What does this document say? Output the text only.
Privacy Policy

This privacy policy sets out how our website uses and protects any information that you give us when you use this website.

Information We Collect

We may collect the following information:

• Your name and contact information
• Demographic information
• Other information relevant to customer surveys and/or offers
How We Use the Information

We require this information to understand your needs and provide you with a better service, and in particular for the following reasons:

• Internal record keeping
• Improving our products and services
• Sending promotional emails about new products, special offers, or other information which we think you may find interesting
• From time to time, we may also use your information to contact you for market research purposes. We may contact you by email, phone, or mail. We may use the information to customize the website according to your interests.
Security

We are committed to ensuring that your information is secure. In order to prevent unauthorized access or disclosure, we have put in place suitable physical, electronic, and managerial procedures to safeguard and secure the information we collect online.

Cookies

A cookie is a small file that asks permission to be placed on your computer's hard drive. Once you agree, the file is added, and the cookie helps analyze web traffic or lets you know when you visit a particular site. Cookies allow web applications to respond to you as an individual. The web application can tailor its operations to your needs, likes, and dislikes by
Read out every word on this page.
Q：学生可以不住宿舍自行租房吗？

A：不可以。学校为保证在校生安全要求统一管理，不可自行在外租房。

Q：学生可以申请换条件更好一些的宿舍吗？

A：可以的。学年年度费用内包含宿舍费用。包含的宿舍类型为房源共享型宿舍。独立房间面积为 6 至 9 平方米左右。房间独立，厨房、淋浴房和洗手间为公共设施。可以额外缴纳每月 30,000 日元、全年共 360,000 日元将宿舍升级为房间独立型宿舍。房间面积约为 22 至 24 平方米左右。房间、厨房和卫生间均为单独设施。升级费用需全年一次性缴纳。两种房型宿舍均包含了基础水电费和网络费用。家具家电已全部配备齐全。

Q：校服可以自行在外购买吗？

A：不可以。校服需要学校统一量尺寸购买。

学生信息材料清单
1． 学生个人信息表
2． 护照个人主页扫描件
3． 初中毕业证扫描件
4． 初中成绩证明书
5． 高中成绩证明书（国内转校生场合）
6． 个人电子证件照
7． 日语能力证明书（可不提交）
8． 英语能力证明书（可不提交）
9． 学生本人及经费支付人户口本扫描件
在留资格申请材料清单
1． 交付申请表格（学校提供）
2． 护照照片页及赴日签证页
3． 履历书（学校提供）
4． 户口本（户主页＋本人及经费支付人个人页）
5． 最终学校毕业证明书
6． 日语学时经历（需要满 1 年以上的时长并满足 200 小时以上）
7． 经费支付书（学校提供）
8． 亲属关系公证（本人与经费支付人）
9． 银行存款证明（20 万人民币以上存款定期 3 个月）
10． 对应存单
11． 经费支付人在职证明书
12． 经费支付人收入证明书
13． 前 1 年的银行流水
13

Problem to solve | Every line from the line containing "Read out every word on this page." to the last line of the material above must be repeated exactly, and no other line.

Final result |
Read out every word on this page.
Q：学生可以不住宿舍自行租房吗？

A：不可以。学校为保证在校生安全要求统一管理，不可自行在外租房。

Q：学生可以申请换条件更好一些的宿舍吗？

A：可以的。学年年度费用内包含宿舍费用。包含的宿舍类型为房源共享型宿舍。独立房间面积为 6 至 9 平方米左右。房间独立，厨房、淋浴房和洗手间为公共设施。可以额外缴纳每月 30,000 日元、全年共 360,000 日元将宿舍升级为房间独立型宿舍。房间面积约为 22 至 24 平方米左右。房间、厨房和卫生间均为单独设施。升级费用需全年一次性缴纳。两种房型宿舍均包含了基础水电费和网络费用。家具家电已全部配备齐全。

Q：校服可以自行在外购买吗？

A：不可以。校服需要学校统一量尺寸购买。

学生信息材料清单
1． 学生个人信息表
2． 护照个人主页扫描件
3． 初中毕业证扫描件
4． 初中成绩证明书
5． 高中成绩证明书（国内转校生场合）
6． 个人电子证件照
7． 日语能力证明书（可不提交）
8． 英语能力证明书（可不提交）
9． 学生本人及经费支付人户口本扫描件
在留资格申请材料清单
1． 交付申请表格（学校提供）
2． 护照照片页及赴日签证页
3． 履历书（学校提供）
4． 户口本（户主页＋本人及经费支付人个人页）
5． 最终学校毕业证明书
6． 日语学时经历（需要满 1 年以上的时长并满足 200 小时以上）
7． 经费支付书（学校提供）
8． 亲属关系公证（本人与经费支付人）
9． 银行存款证明（20 万人民币以上存款定期 3 个月）
10． 对应存单
11． 经费支付人在职证明书
12． 经费支付人收入证明书
13． 前 1 年的银行流水
13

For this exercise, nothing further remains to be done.